→ **Supplied data**
------------------------------------

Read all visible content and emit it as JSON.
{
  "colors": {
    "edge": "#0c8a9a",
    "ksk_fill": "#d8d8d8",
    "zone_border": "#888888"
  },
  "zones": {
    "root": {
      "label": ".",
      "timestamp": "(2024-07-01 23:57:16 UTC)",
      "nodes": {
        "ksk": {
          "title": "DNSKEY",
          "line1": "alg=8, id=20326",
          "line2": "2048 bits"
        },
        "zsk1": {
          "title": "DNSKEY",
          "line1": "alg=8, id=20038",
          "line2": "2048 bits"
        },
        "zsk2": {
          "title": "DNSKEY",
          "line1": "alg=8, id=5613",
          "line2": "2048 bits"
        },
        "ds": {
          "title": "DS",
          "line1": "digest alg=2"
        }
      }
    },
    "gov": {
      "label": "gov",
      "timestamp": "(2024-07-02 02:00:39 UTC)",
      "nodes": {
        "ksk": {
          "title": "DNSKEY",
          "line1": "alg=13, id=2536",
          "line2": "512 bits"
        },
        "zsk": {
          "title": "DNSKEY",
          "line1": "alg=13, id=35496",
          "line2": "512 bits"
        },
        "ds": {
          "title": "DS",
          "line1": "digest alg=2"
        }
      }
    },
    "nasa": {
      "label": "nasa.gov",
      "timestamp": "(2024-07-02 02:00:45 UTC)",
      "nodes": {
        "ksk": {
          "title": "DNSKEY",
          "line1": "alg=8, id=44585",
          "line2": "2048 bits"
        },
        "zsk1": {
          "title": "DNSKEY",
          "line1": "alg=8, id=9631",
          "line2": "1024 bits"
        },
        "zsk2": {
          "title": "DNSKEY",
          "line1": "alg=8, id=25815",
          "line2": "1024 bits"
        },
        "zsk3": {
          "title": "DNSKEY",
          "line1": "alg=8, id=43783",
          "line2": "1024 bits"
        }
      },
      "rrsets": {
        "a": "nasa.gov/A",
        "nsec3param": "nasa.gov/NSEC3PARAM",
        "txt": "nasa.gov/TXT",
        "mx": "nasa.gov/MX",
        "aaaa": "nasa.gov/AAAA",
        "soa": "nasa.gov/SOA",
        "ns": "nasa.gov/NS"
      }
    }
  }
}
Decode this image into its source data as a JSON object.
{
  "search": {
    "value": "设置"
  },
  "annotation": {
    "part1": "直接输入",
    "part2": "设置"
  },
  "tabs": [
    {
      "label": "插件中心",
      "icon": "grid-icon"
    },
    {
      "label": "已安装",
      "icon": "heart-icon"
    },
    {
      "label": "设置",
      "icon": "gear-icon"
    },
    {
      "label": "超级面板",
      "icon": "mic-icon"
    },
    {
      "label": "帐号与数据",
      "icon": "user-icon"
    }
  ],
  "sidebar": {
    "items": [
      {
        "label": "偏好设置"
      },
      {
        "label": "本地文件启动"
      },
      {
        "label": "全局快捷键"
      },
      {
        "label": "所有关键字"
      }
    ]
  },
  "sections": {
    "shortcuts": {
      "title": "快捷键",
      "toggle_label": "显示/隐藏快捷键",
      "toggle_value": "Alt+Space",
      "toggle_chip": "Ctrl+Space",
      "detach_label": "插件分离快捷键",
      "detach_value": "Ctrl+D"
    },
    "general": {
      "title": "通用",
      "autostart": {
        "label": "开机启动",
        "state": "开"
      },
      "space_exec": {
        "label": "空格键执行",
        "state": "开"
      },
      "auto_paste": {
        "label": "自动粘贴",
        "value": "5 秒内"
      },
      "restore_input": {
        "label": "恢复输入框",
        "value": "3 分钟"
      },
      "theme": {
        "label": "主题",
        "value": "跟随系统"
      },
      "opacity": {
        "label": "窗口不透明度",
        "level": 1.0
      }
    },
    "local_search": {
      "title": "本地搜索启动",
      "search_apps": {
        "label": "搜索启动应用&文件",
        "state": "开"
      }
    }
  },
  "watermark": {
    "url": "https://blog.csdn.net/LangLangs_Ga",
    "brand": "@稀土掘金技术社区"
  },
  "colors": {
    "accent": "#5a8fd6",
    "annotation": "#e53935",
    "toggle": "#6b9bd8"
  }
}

------------------------------------

→ **Exercise directions**
Your task is to print all of the records exactly.

→ **Answer below**
Read all visible content and emit it as JSON.
{
  "colors": {
    "edge": "#0c8a9a",
    "ksk_fill": "#d8d8d8",
    "zone_border": "#888888"
  },
  "zones": {
    "root": {
      "label": ".",
      "timestamp": "(2024-07-01 23:57:16 UTC)",
      "nodes": {
        "ksk": {
          "title": "DNSKEY",
          "line1": "alg=8, id=20326",
          "line2": "2048 bits"
        },
        "zsk1": {
          "title": "DNSKEY",
          "line1": "alg=8, id=20038",
          "line2": "2048 bits"
        },
        "zsk2": {
          "title": "DNSKEY",
          "line1": "alg=8, id=5613",
          "line2": "2048 bits"
        },
        "ds": {
          "title": "DS",
          "line1": "digest alg=2"
        }
      }
    },
    "gov": {
      "label": "gov",
      "timestamp": "(2024-07-02 02:00:39 UTC)",
      "nodes": {
        "ksk": {
          "title": "DNSKEY",
          "line1": "alg=13, id=2536",
          "line2": "512 bits"
        },
        "zsk": {
          "title": "DNSKEY",
          "line1": "alg=13, id=35496",
          "line2": "512 bits"
        },
        "ds": {
          "title": "DS",
          "line1": "digest alg=2"
        }
      }
    },
    "nasa": {
      "label": "nasa.gov",
      "timestamp": "(2024-07-02 02:00:45 UTC)",
      "nodes": {
        "ksk": {
          "title": "DNSKEY",
          "line1": "alg=8, id=44585",
          "line2": "2048 bits"
        },
        "zsk1": {
          "title": "DNSKEY",
          "line1": "alg=8, id=9631",
          "line2": "1024 bits"
        },
        "zsk2": {
          "title": "DNSKEY",
          "line1": "alg=8, id=25815",
          "line2": "1024 bits"
        },
        "zsk3": {
          "title": "DNSKEY",
          "line1": "alg=8, id=43783",
          "line2": "1024 bits"
        }
      },
      "rrsets": {
        "a": "nasa.gov/A",
        "nsec3param": "nasa.gov/NSEC3PARAM",
        "txt": "nasa.gov/TXT",
        "mx": "nasa.gov/MX",
        "aaaa": "nasa.gov/AAAA",
        "soa": "nasa.gov/SOA",
        "ns": "nasa.gov/NS"
      }
    }
  }
}
Decode this image into its source data as a JSON object.
{
  "search": {
    "value": "设置"
  },
  "annotation": {
    "part1": "直接输入",
    "part2": "设置"
  },
  "tabs": [
    {
      "label": "插件中心",
      "icon": "grid-icon"
    },
    {
      "label": "已安装",
      "icon": "heart-icon"
    },
    {
      "label": "设置",
      "icon": "gear-icon"
    },
    {
      "label": "超级面板",
      "icon": "mic-icon"
    },
    {
      "label": "帐号与数据",
      "icon": "user-icon"
    }
  ],
  "sidebar": {
    "items": [
      {
        "label": "偏好设置"
      },
      {
        "label": "本地文件启动"
      },
      {
        "label": "全局快捷键"
      },
      {
        "label": "所有关键字"
      }
    ]
  },
  "sections": {
    "shortcuts": {
      "title": "快捷键",
      "toggle_label": "显示/隐藏快捷键",
      "toggle_value": "Alt+Space",
      "toggle_chip": "Ctrl+Space",
      "detach_label": "插件分离快捷键",
      "detach_value": "Ctrl+D"
    },
    "general": {
      "title": "通用",
      "autostart": {
        "label": "开机启动",
        "state": "开"
      },
      "space_exec": {
        "label": "空格键执行",
        "state": "开"
      },
      "auto_paste": {
        "label": "自动粘贴",
        "value": "5 秒内"
      },
      "restore_input": {
        "label": "恢复输入框",
        "value": "3 分钟"
      },
      "theme": {
        "label": "主题",
        "value": "跟随系统"
      },
      "opacity": {
        "label": "窗口不透明度",
        "level": 1.0
      }
    },
    "local_search": {
      "title": "本地搜索启动",
      "search_apps": {
        "label": "搜索启动应用&文件",
        "state": "开"
      }
    }
  },
  "watermark": {
    "url": "https://blog.csdn.net/LangLangs_Ga",
    "brand": "@稀土掘金技术社区"
  },
  "colors": {
    "accent": "#5a8fd6",
    "annotation": "#e53935",
    "toggle": "#6b9bd8"
  }
}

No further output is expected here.